* **Description of the task**: Copy every line of the following data that includes the string "fått".

[Start of Extracted entries]

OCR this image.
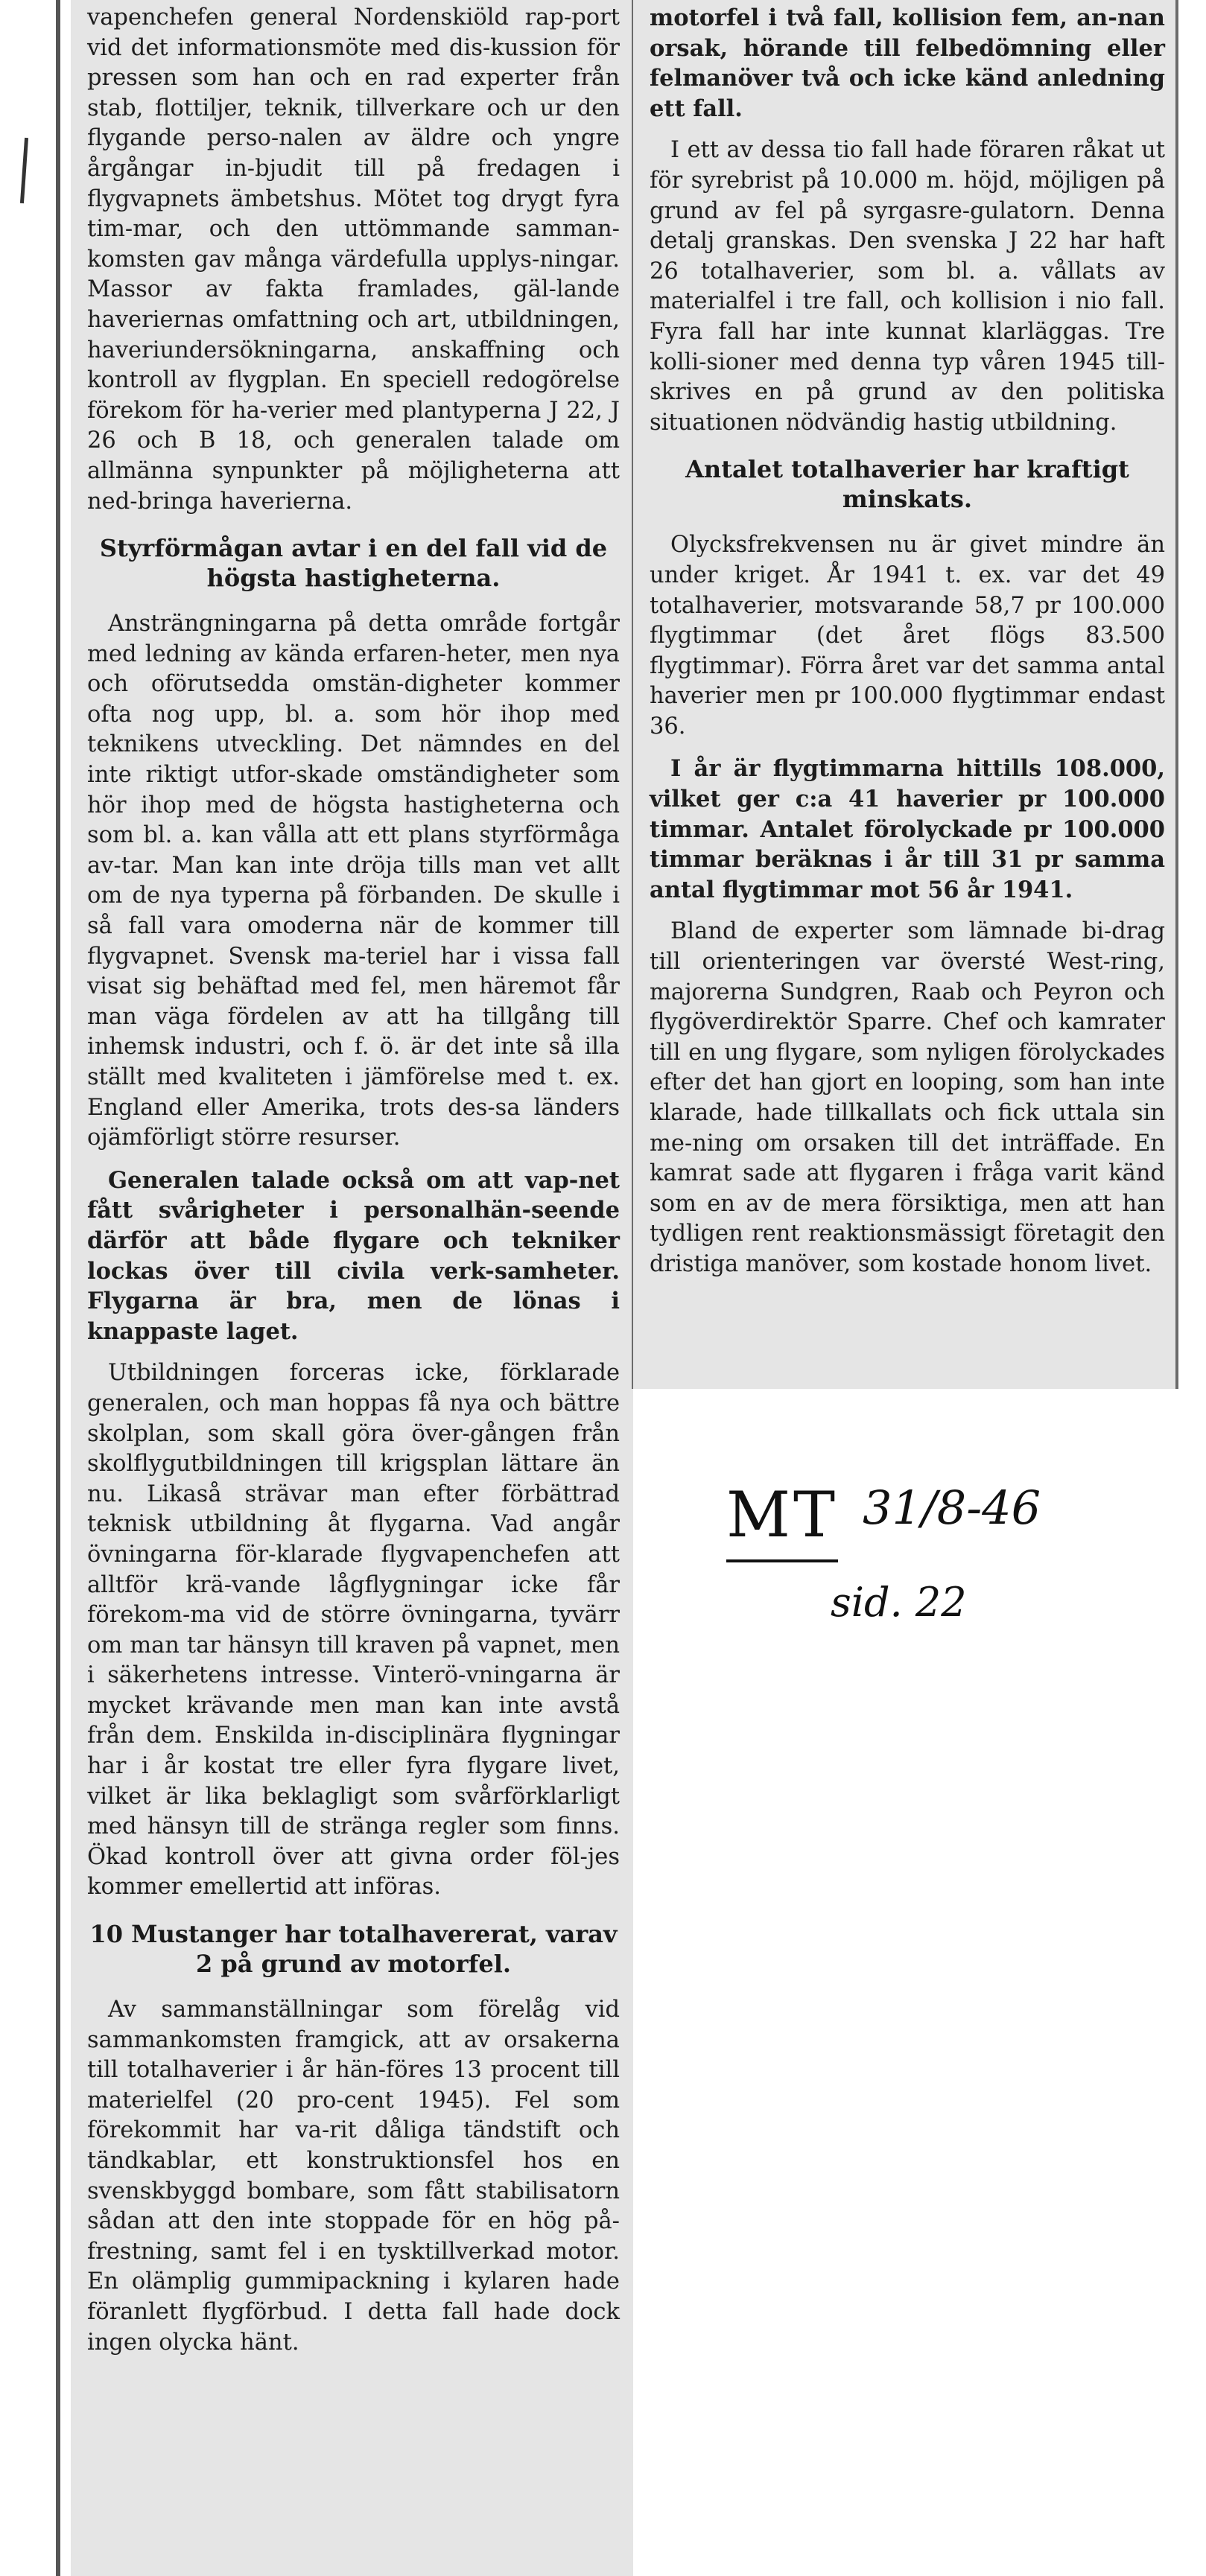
vapenchefen general Nordenskiöld rap-port vid det informationsmöte med dis-kussion för pressen som han och en rad experter från stab, flottiljer, teknik, tillverkare och ur den flygande perso-nalen av äldre och yngre årgångar in-bjudit till på fredagen i flygvapnets ämbetshus. Mötet tog drygt fyra tim-mar, och den uttömmande samman-komsten gav många värdefulla upplys-ningar. Massor av fakta framlades, gäl-lande haveriernas omfattning och art, utbildningen, haveriundersökningarna, anskaffning och kontroll av flygplan. En speciell redogörelse förekom för ha-verier med plantyperna J 22, J 26 och B 18, och generalen talade om allmänna synpunkter på möjligheterna att ned-bringa haverierna.

Styrförmågan avtar i en del fall vid de högsta hastigheterna.

Ansträngningarna på detta område fortgår med ledning av kända erfaren-heter, men nya och oförutsedda omstän-digheter kommer ofta nog upp, bl. a. som hör ihop med teknikens utveckling. Det nämndes en del inte riktigt utfor-skade omständigheter som hör ihop med de högsta hastigheterna och som bl. a. kan vålla att ett plans styrförmåga av-tar. Man kan inte dröja tills man vet allt om de nya typerna på förbanden. De skulle i så fall vara omoderna när de kommer till flygvapnet. Svensk ma-teriel har i vissa fall visat sig behäftad med fel, men häremot får man väga fördelen av att ha tillgång till inhemsk industri, och f. ö. är det inte så illa ställt med kvaliteten i jämförelse med t. ex. England eller Amerika, trots des-sa länders ojämförligt större resurser.

Generalen talade också om att vap-net fått svårigheter i personalhän-seende därför att både flygare och tekniker lockas över till civila verk-samheter. Flygarna är bra, men de lönas i knappaste laget.

Utbildningen forceras icke, förklarade generalen, och man hoppas få nya och bättre skolplan, som skall göra över-gången från skolflygutbildningen till krigsplan lättare än nu. Likaså strävar man efter förbättrad teknisk utbildning åt flygarna. Vad angår övningarna för-klarade flygvapenchefen att alltför krä-vande lågflygningar icke får förekom-ma vid de större övningarna, tyvärr om man tar hänsyn till kraven på vapnet, men i säkerhetens intresse. Vinterö-vningarna är mycket krävande men man kan inte avstå från dem. Enskilda in-disciplinära flygningar har i år kostat tre eller fyra flygare livet, vilket är lika beklagligt som svårförklarligt med hänsyn till de stränga regler som finns. Ökad kontroll över att givna order föl-jes kommer emellertid att införas.

10 Mustanger har totalhavererat, varav 2 på grund av motorfel.

Av sammanställningar som förelåg vid sammankomsten framgick, att av orsakerna till totalhaverier i år hän-föres 13 procent till materielfel (20 pro-cent 1945). Fel som förekommit har va-rit dåliga tändstift och tändkablar, ett konstruktionsfel hos en svenskbyggd bombare, som fått stabilisatorn sådan att den inte stoppade för en hög på-frestning, samt fel i en tysktillverkad motor. En olämplig gummipackning i kylaren hade föranlett flygförbud. I detta fall hade dock ingen olycka hänt.

motorfel i två fall, kollision fem, an-nan orsak, hörande till felbedömning eller felmanöver två och icke känd anledning ett fall.

I ett av dessa tio fall hade föraren råkat ut för syrebrist på 10.000 m. höjd, möjligen på grund av fel på syrgasre-gulatorn. Denna detalj granskas. Den svenska J 22 har haft 26 totalhaverier, som bl. a. vållats av materialfel i tre fall, och kollision i nio fall. Fyra fall har inte kunnat klarläggas. Tre kolli-sioner med denna typ våren 1945 till-skrives en på grund av den politiska situationen nödvändig hastig utbildning.

Antalet totalhaverier har kraftigt minskats.

Olycksfrekvensen nu är givet mindre än under kriget. År 1941 t. ex. var det 49 totalhaverier, motsvarande 58,7 pr 100.000 flygtimmar (det året flögs 83.500 flygtimmar). Förra året var det samma antal haverier men pr 100.000 flygtimmar endast 36.

I år är flygtimmarna hittills 108.000, vilket ger c:a 41 haverier pr 100.000 timmar. Antalet förolyckade pr 100.000 timmar beräknas i år till 31 pr samma antal flygtimmar mot 56 år 1941.

Bland de experter som lämnade bi-drag till orienteringen var översté West-ring, majorerna Sundgren, Raab och Peyron och flygöverdirektör Sparre. Chef och kamrater till en ung flygare, som nyligen förolyckades efter det han gjort en looping, som han inte klarade, hade tillkallats och fick uttala sin me-ning om orsaken till det inträffade. En kamrat sade att flygaren i fråga varit känd som en av de mera försiktiga, men att han tydligen rent reaktionsmässigt företagit den dristiga manöver, som kostade honom livet.

MT 31/8-46
sid. 22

[End of Extracted entries]

* **Answer to this exercise**:
Generalen talade också om att vap-net fått svårigheter i personalhän-seende därför att både flygare och tekniker lockas över till civila verk-samheter. Flygarna är bra, men de lönas i knappaste laget.
Av sammanställningar som förelåg vid sammankomsten framgick, att av orsakerna till totalhaverier i år hän-föres 13 procent till materielfel (20 pro-cent 1945). Fel som förekommit har va-rit dåliga tändstift och tändkablar, ett konstruktionsfel hos en svenskbyggd bombare, som fått stabilisatorn sådan att den inte stoppade för en hög på-frestning, samt fel i en tysktillverkad motor. En olämplig gummipackning i kylaren hade föranlett flygförbud. I detta fall hade dock ingen olycka hänt.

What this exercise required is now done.